(Available data)

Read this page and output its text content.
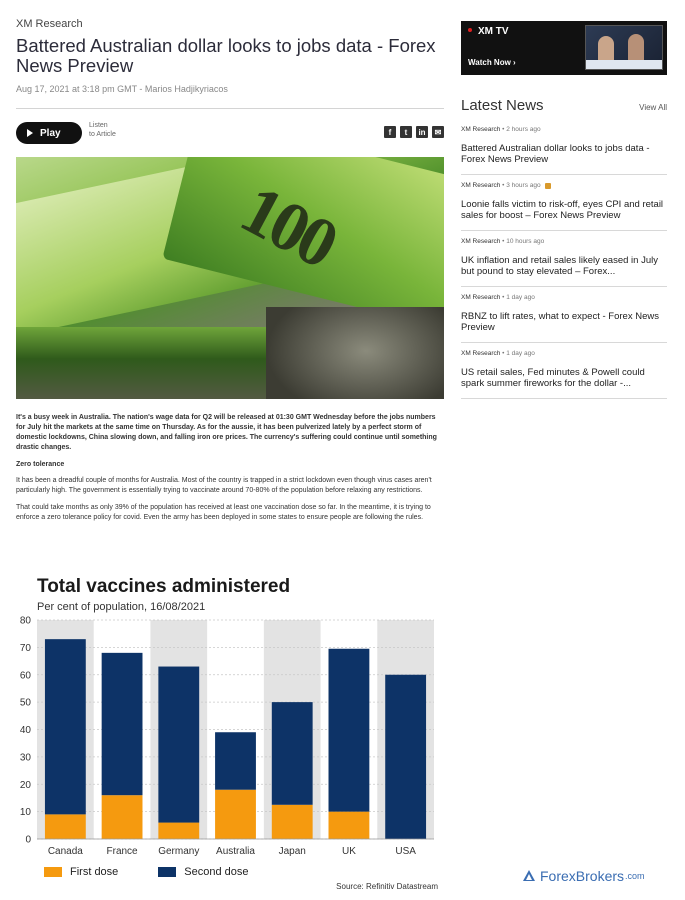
XM Research
Battered Australian dollar looks to jobs data - Forex News Preview
Aug 17, 2021 at 3:18 pm GMT - Marios Hadjikyriacos
Play
Listen
to Article	f	t	in	✉
100

It's a busy week in Australia. The nation's wage data for Q2 will be released at 01:30 GMT Wednesday before the jobs numbers for July hit the markets at the same time on Thursday. As for the aussie, it has been pulverized lately by a perfect storm of domestic lockdowns, China slowing down, and falling iron ore prices. The currency's suffering could continue until something drastic changes.

Zero tolerance

It has been a dreadful couple of months for Australia. Most of the country is trapped in a strict lockdown even though virus cases aren't particularly high. The government is essentially trying to vaccinate around 70-80% of the population before relaxing any restrictions.

That could take months as only 39% of the population has received at least one vaccination dose so far. In the meantime, it is trying to enforce a zero tolerance policy for covid. Even the army has been deployed in some states to ensure people are following the rules.

Total vaccines administered
Per cent of population, 16/08/2021
0
10
20
30
40
50
60
70
80
Canada France Germany Australia Japan	UK	USA
First dose	Second dose
Source: Refinitiv Datastream
XM TV
Watch Now ›
Latest News	View All
XM Research • 2 hours ago
Battered Australian dollar looks to jobs data - Forex News Preview
XM Research • 3 hours ago
Loonie falls victim to risk-off, eyes CPI and retail sales for boost – Forex News Preview
XM Research • 10 hours ago
UK inflation and retail sales likely eased in July but pound to stay elevated – Forex...
XM Research • 1 day ago
RBNZ to lift rates, what to expect - Forex News Preview
XM Research • 1 day ago
US retail sales, Fed minutes & Powell could spark summer fireworks for the dollar -...
ForexBrokers .com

(End Available data)

▶ [Exercise]:
Return the records exactly as they stand, and drop every picture.

▶ [Answer to this task]:
Read this page and output its text content.
XM Research
Battered Australian dollar looks to jobs data - Forex News Preview
Aug 17, 2021 at 3:18 pm GMT - Marios Hadjikyriacos
Play
Listen
to Article	f	t	in	✉
100

It's a busy week in Australia. The nation's wage data for Q2 will be released at 01:30 GMT Wednesday before the jobs numbers for July hit the markets at the same time on Thursday. As for the aussie, it has been pulverized lately by a perfect storm of domestic lockdowns, China slowing down, and falling iron ore prices. The currency's suffering could continue until something drastic changes.

Zero tolerance

It has been a dreadful couple of months for Australia. Most of the country is trapped in a strict lockdown even though virus cases aren't particularly high. The government is essentially trying to vaccinate around 70-80% of the population before relaxing any restrictions.

That could take months as only 39% of the population has received at least one vaccination dose so far. In the meantime, it is trying to enforce a zero tolerance policy for covid. Even the army has been deployed in some states to ensure people are following the rules.

Total vaccines administered
Per cent of population, 16/08/2021
0
10
20
30
40
50
60
70
80
Canada France Germany Australia Japan	UK	USA
First dose	Second dose
Source: Refinitiv Datastream
XM TV
Watch Now ›
Latest News	View All
XM Research • 2 hours ago
Battered Australian dollar looks to jobs data - Forex News Preview
XM Research • 3 hours ago
Loonie falls victim to risk-off, eyes CPI and retail sales for boost – Forex News Preview
XM Research • 10 hours ago
UK inflation and retail sales likely eased in July but pound to stay elevated – Forex...
XM Research • 1 day ago
RBNZ to lift rates, what to expect - Forex News Preview
XM Research • 1 day ago
US retail sales, Fed minutes & Powell could spark summer fireworks for the dollar -...
ForexBrokers .com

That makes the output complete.